_Extracts from a graphics dataset_
►

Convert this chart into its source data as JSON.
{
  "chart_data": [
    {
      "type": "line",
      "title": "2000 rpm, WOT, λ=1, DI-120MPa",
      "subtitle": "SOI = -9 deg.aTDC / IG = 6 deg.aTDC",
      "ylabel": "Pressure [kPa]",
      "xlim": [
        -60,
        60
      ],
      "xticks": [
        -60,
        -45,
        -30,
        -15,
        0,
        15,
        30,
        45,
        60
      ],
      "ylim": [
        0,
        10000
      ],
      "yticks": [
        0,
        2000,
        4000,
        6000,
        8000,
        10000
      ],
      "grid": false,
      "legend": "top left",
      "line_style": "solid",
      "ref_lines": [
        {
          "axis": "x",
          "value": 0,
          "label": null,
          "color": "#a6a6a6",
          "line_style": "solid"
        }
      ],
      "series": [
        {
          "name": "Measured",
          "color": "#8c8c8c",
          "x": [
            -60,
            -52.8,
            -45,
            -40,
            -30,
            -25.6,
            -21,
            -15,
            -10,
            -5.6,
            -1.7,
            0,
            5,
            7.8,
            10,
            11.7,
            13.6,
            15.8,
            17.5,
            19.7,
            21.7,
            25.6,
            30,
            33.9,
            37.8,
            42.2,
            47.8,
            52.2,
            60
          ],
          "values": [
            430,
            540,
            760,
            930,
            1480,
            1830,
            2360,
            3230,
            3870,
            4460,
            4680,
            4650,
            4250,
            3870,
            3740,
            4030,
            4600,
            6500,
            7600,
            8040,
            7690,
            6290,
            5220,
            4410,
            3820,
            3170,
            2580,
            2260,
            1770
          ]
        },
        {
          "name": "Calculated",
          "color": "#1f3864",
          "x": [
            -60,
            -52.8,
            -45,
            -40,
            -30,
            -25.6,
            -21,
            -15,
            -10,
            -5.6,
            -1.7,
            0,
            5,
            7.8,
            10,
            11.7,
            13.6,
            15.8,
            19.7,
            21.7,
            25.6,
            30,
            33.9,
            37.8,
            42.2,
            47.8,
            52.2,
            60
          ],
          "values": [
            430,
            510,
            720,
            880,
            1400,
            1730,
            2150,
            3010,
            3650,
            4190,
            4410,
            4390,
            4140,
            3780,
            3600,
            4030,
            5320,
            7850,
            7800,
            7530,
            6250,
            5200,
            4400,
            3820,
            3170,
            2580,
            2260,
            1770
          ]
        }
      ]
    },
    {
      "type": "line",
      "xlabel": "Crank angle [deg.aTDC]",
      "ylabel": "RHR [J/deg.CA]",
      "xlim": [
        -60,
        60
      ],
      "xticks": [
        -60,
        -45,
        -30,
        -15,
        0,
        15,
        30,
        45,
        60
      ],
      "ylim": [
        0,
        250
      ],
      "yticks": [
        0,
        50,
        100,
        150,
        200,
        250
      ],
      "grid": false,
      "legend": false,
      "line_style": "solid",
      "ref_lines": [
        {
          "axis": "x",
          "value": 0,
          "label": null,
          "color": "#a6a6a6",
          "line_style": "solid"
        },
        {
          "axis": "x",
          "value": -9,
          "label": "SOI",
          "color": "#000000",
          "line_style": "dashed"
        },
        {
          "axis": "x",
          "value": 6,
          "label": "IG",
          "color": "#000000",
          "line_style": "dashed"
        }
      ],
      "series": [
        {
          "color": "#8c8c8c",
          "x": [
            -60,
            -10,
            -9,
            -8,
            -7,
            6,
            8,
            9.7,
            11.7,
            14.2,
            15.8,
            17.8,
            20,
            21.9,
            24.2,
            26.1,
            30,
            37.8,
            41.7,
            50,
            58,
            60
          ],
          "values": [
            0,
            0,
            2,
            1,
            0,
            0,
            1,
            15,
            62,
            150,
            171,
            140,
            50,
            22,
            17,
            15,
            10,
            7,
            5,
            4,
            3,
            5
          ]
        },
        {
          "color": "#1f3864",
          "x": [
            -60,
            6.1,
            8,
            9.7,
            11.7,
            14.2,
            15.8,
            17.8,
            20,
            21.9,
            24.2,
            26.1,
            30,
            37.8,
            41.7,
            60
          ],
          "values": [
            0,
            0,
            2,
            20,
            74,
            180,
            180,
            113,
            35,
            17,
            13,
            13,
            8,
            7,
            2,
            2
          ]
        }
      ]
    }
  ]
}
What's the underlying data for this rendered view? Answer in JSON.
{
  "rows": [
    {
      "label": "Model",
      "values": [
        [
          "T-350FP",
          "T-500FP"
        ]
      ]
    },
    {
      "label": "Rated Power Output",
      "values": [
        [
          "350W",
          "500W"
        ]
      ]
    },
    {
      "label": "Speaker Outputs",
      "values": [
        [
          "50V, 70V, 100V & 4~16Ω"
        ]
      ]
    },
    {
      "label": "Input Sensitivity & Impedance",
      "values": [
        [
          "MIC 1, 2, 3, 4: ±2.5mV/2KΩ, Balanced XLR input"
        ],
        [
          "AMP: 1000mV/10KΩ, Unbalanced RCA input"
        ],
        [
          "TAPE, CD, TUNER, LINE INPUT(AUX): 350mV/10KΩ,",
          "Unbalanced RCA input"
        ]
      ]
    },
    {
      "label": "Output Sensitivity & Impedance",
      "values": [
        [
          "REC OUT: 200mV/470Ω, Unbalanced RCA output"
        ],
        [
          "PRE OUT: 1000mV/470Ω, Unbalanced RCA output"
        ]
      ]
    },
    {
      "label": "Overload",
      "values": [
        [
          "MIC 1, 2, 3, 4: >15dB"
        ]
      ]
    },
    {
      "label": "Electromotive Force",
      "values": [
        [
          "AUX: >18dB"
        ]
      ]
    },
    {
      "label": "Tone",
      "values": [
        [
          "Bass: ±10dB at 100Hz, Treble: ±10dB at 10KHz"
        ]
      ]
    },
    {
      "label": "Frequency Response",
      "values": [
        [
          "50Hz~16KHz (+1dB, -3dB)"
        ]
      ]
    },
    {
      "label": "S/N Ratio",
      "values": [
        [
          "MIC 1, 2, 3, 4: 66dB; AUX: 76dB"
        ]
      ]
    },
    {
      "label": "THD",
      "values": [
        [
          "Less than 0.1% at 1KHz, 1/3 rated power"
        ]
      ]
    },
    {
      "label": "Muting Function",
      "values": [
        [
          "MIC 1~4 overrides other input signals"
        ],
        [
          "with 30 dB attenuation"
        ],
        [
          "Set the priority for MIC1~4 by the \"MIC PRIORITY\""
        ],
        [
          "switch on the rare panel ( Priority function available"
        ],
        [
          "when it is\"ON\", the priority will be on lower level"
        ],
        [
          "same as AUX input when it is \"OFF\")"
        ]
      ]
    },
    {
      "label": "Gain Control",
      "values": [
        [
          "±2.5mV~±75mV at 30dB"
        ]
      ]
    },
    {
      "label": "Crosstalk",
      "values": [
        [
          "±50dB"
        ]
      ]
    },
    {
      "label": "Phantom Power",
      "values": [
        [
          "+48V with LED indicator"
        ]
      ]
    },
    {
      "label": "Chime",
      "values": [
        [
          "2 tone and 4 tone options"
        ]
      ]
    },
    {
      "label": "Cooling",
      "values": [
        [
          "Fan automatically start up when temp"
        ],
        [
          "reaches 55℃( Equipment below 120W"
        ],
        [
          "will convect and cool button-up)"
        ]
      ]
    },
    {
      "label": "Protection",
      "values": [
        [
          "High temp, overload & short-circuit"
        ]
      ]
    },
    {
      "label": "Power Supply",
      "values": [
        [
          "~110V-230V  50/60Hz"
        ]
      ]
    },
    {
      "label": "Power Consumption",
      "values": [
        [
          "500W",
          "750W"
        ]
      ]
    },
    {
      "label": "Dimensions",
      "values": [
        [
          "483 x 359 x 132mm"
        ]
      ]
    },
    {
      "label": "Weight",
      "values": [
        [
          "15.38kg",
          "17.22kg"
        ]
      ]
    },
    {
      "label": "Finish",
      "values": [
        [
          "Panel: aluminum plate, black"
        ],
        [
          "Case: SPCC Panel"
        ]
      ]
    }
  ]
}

◄

_Instruction_
In the material above, how many lines hold the word "this"? Say only the number.

_Answer to the problem_
2